### STATED TASK
Pull out each line below that contains the string "Underflow", and copy every such line in full.

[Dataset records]
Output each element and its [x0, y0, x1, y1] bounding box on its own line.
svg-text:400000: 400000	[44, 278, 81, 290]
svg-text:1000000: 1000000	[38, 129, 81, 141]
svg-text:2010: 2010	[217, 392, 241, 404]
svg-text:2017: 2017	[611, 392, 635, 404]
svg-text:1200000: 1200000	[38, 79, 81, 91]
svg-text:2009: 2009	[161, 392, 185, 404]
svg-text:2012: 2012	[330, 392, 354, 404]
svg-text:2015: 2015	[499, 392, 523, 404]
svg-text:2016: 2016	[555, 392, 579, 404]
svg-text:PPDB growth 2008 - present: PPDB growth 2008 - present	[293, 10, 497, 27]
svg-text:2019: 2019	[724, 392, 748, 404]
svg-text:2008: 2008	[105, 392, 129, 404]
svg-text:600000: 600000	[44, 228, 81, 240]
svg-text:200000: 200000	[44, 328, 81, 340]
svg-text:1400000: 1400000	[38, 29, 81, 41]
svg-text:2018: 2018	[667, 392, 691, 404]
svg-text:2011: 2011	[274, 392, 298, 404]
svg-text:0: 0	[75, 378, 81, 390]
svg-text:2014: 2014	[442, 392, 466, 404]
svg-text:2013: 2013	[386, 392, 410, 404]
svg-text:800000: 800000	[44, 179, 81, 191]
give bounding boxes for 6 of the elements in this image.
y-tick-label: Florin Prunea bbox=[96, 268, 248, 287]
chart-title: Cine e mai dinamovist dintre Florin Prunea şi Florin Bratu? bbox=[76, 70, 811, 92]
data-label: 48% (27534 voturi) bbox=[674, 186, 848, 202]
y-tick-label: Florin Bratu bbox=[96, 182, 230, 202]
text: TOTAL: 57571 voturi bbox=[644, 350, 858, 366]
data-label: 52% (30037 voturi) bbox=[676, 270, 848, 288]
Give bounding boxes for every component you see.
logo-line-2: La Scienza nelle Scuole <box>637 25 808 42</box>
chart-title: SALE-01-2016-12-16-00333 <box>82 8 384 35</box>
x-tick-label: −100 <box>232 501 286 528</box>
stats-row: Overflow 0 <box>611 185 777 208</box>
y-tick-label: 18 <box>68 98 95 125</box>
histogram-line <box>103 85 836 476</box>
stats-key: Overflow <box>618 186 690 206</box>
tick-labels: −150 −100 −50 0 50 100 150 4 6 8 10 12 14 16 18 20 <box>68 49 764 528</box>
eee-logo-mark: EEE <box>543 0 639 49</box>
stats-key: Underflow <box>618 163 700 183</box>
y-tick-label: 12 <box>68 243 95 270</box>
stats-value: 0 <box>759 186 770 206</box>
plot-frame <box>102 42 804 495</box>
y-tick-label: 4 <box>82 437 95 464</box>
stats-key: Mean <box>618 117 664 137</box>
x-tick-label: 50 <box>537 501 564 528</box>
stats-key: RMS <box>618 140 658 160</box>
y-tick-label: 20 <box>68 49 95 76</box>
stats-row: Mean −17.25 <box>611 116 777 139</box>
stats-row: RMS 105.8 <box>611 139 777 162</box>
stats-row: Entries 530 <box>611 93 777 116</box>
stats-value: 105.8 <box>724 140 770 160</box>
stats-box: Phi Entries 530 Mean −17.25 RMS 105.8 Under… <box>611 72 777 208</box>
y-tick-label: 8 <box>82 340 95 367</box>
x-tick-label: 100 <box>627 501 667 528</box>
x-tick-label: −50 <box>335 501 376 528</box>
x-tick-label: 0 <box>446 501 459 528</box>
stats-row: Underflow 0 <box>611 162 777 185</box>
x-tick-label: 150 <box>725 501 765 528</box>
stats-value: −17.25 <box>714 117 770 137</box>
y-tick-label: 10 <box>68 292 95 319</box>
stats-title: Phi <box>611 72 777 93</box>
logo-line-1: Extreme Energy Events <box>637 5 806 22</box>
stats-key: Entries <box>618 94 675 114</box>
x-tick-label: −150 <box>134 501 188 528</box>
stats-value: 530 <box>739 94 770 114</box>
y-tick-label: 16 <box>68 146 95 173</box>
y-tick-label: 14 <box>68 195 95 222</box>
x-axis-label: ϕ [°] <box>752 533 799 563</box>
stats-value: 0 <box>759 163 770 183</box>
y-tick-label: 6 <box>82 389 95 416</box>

### REPLY
stats-key: Underflow <box>618 163 700 183</box>
stats-row: Underflow 0 <box>611 162 777 185</box>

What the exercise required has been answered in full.